> **GIVEN REQUEST**: Omit all pictures. Copy the rest of the material exactly.

[Excerpts from a figure dataset]
+ + + +
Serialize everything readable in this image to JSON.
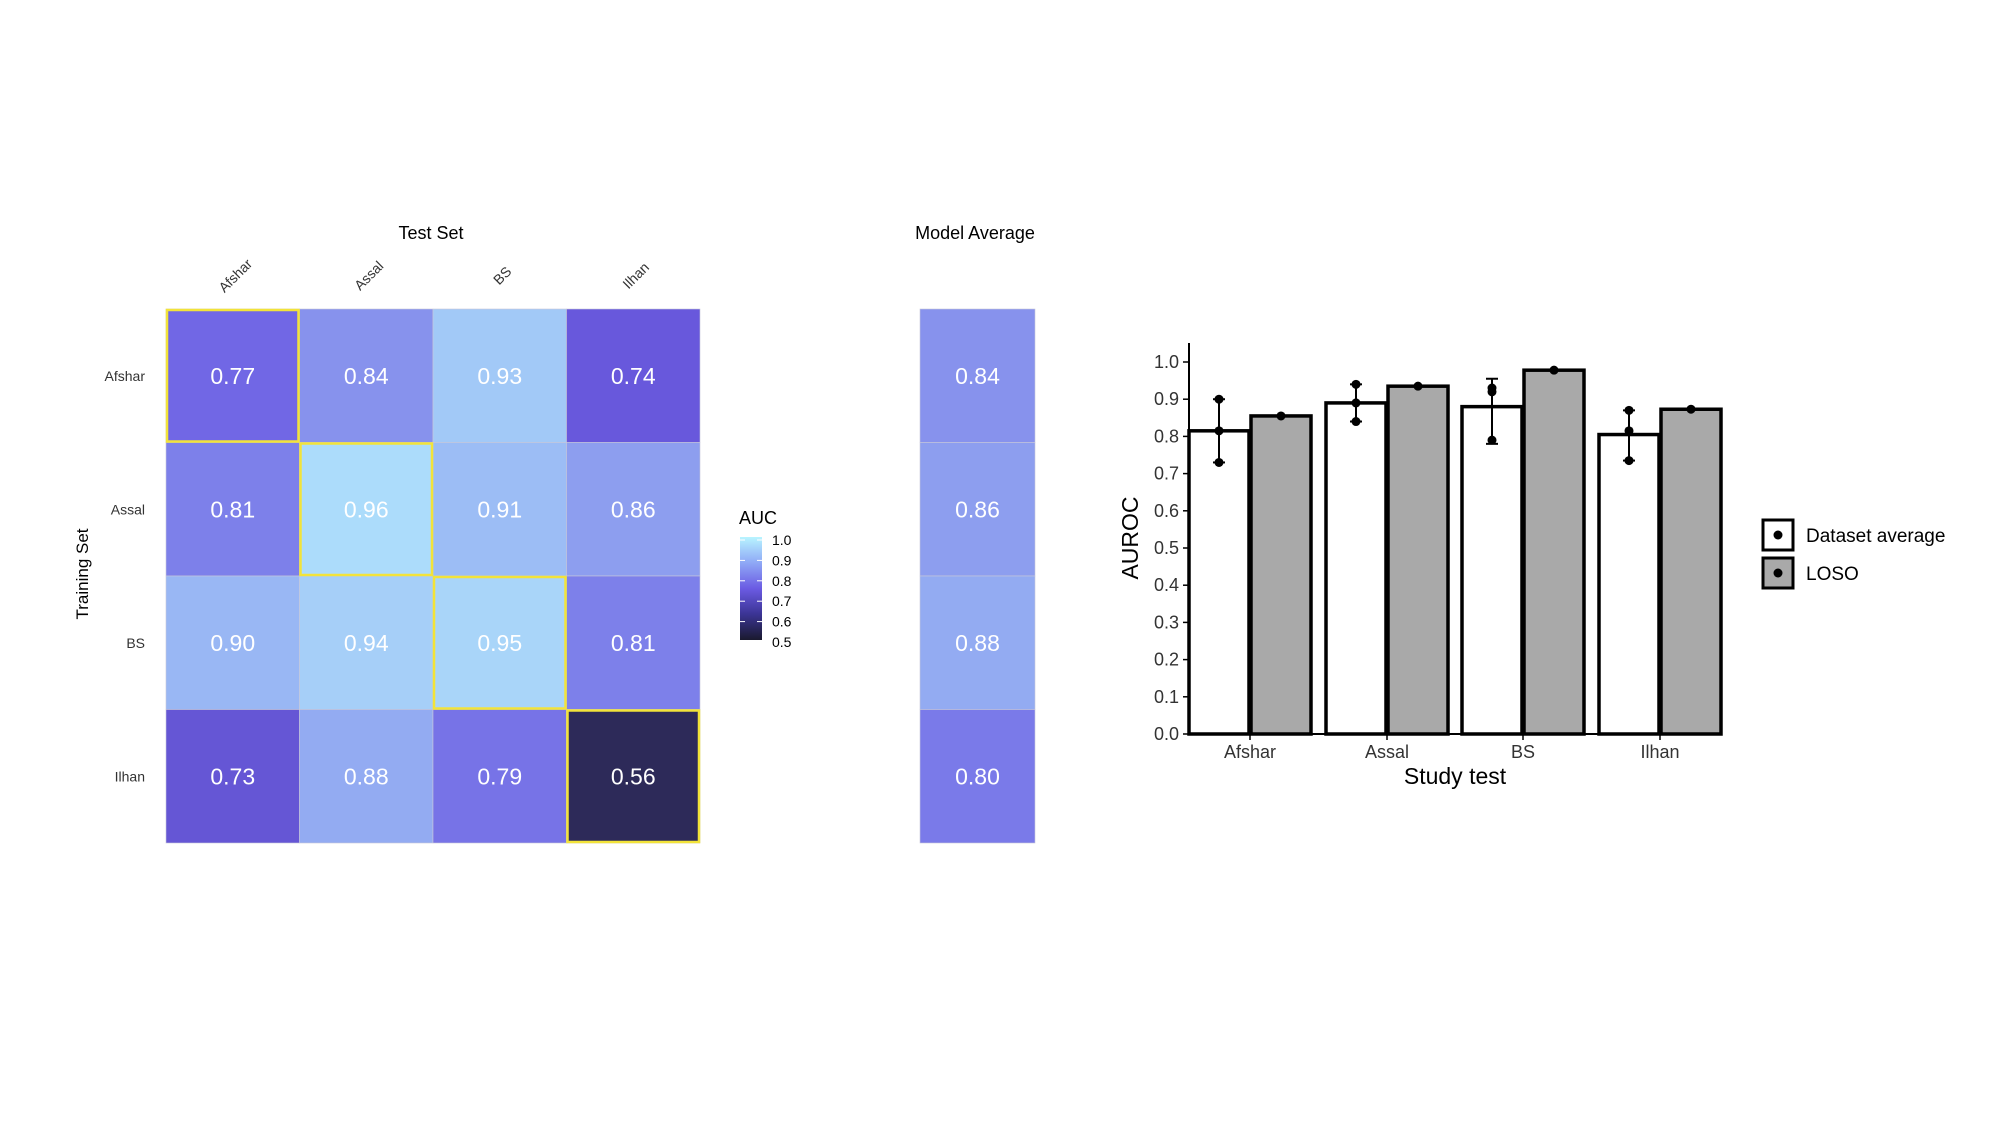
{
  "chart_data": [
    {
      "type": "heatmap",
      "title": "Test Set",
      "xlabel": "Test Set",
      "ylabel": "Training Set",
      "columns": [
        "Afshar",
        "Assal",
        "BS",
        "Ilhan"
      ],
      "rows": [
        "Afshar",
        "Assal",
        "BS",
        "Ilhan"
      ],
      "values": [
        [
          0.77,
          0.84,
          0.93,
          0.74
        ],
        [
          0.81,
          0.96,
          0.91,
          0.86
        ],
        [
          0.9,
          0.94,
          0.95,
          0.81
        ],
        [
          0.73,
          0.88,
          0.79,
          0.56
        ]
      ],
      "value_labels": [
        [
          "0.77",
          "0.84",
          "0.93",
          "0.74"
        ],
        [
          "0.81",
          "0.96",
          "0.91",
          "0.86"
        ],
        [
          "0.90",
          "0.94",
          "0.95",
          "0.81"
        ],
        [
          "0.73",
          "0.88",
          "0.79",
          "0.56"
        ]
      ],
      "highlight": "diagonal",
      "highlight_color": "#f2e33a",
      "colorscale": {
        "range": [
          0.5,
          1.0
        ],
        "low": "#1a1a2e",
        "mid": "#6b5be3",
        "high": "#b8f4ff"
      },
      "legend": {
        "title": "AUC",
        "ticks": [
          "1.0",
          "0.9",
          "0.8",
          "0.7",
          "0.6",
          "0.5"
        ],
        "placement": "right"
      }
    },
    {
      "type": "heatmap",
      "title": "Model Average",
      "rows": [
        "Afshar",
        "Assal",
        "BS",
        "Ilhan"
      ],
      "values": [
        0.84,
        0.86,
        0.88,
        0.8
      ],
      "value_labels": [
        "0.84",
        "0.86",
        "0.88",
        "0.80"
      ]
    },
    {
      "type": "bar",
      "categories": [
        "Afshar",
        "Assal",
        "BS",
        "Ilhan"
      ],
      "xlabel": "Study test",
      "ylabel": "AUROC",
      "ylim": [
        0,
        1.0
      ],
      "yticks": [
        "0.0",
        "0.1",
        "0.2",
        "0.3",
        "0.4",
        "0.5",
        "0.6",
        "0.7",
        "0.8",
        "0.9",
        "1.0"
      ],
      "series": [
        {
          "name": "Dataset average",
          "color": "#ffffff",
          "values": [
            0.815,
            0.89,
            0.88,
            0.805
          ],
          "error_low": [
            0.73,
            0.84,
            0.78,
            0.735
          ],
          "error_high": [
            0.9,
            0.94,
            0.955,
            0.87
          ],
          "points": [
            [
              0.9,
              0.815,
              0.73
            ],
            [
              0.94,
              0.89,
              0.84
            ],
            [
              0.93,
              0.92,
              0.79
            ],
            [
              0.87,
              0.815,
              0.735
            ]
          ]
        },
        {
          "name": "LOSO",
          "color": "#a9a9a9",
          "values": [
            0.855,
            0.935,
            0.978,
            0.873
          ],
          "points": [
            [
              0.855
            ],
            [
              0.935
            ],
            [
              0.978
            ],
            [
              0.873
            ]
          ]
        }
      ],
      "legend": {
        "placement": "right"
      }
    }
  ]
}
+ + + +
> **OUTPUT FOR THIS EXERCISE**:
Serialize everything readable in this image to JSON.
{
  "chart_data": [
    {
      "type": "heatmap",
      "title": "Test Set",
      "xlabel": "Test Set",
      "ylabel": "Training Set",
      "columns": [
        "Afshar",
        "Assal",
        "BS",
        "Ilhan"
      ],
      "rows": [
        "Afshar",
        "Assal",
        "BS",
        "Ilhan"
      ],
      "values": [
        [
          0.77,
          0.84,
          0.93,
          0.74
        ],
        [
          0.81,
          0.96,
          0.91,
          0.86
        ],
        [
          0.9,
          0.94,
          0.95,
          0.81
        ],
        [
          0.73,
          0.88,
          0.79,
          0.56
        ]
      ],
      "value_labels": [
        [
          "0.77",
          "0.84",
          "0.93",
          "0.74"
        ],
        [
          "0.81",
          "0.96",
          "0.91",
          "0.86"
        ],
        [
          "0.90",
          "0.94",
          "0.95",
          "0.81"
        ],
        [
          "0.73",
          "0.88",
          "0.79",
          "0.56"
        ]
      ],
      "highlight": "diagonal",
      "highlight_color": "#f2e33a",
      "colorscale": {
        "range": [
          0.5,
          1.0
        ],
        "low": "#1a1a2e",
        "mid": "#6b5be3",
        "high": "#b8f4ff"
      },
      "legend": {
        "title": "AUC",
        "ticks": [
          "1.0",
          "0.9",
          "0.8",
          "0.7",
          "0.6",
          "0.5"
        ],
        "placement": "right"
      }
    },
    {
      "type": "heatmap",
      "title": "Model Average",
      "rows": [
        "Afshar",
        "Assal",
        "BS",
        "Ilhan"
      ],
      "values": [
        0.84,
        0.86,
        0.88,
        0.8
      ],
      "value_labels": [
        "0.84",
        "0.86",
        "0.88",
        "0.80"
      ]
    },
    {
      "type": "bar",
      "categories": [
        "Afshar",
        "Assal",
        "BS",
        "Ilhan"
      ],
      "xlabel": "Study test",
      "ylabel": "AUROC",
      "ylim": [
        0,
        1.0
      ],
      "yticks": [
        "0.0",
        "0.1",
        "0.2",
        "0.3",
        "0.4",
        "0.5",
        "0.6",
        "0.7",
        "0.8",
        "0.9",
        "1.0"
      ],
      "series": [
        {
          "name": "Dataset average",
          "color": "#ffffff",
          "values": [
            0.815,
            0.89,
            0.88,
            0.805
          ],
          "error_low": [
            0.73,
            0.84,
            0.78,
            0.735
          ],
          "error_high": [
            0.9,
            0.94,
            0.955,
            0.87
          ],
          "points": [
            [
              0.9,
              0.815,
              0.73
            ],
            [
              0.94,
              0.89,
              0.84
            ],
            [
              0.93,
              0.92,
              0.79
            ],
            [
              0.87,
              0.815,
              0.735
            ]
          ]
        },
        {
          "name": "LOSO",
          "color": "#a9a9a9",
          "values": [
            0.855,
            0.935,
            0.978,
            0.873
          ],
          "points": [
            [
              0.855
            ],
            [
              0.935
            ],
            [
              0.978
            ],
            [
              0.873
            ]
          ]
        }
      ],
      "legend": {
        "placement": "right"
      }
    }
  ]
}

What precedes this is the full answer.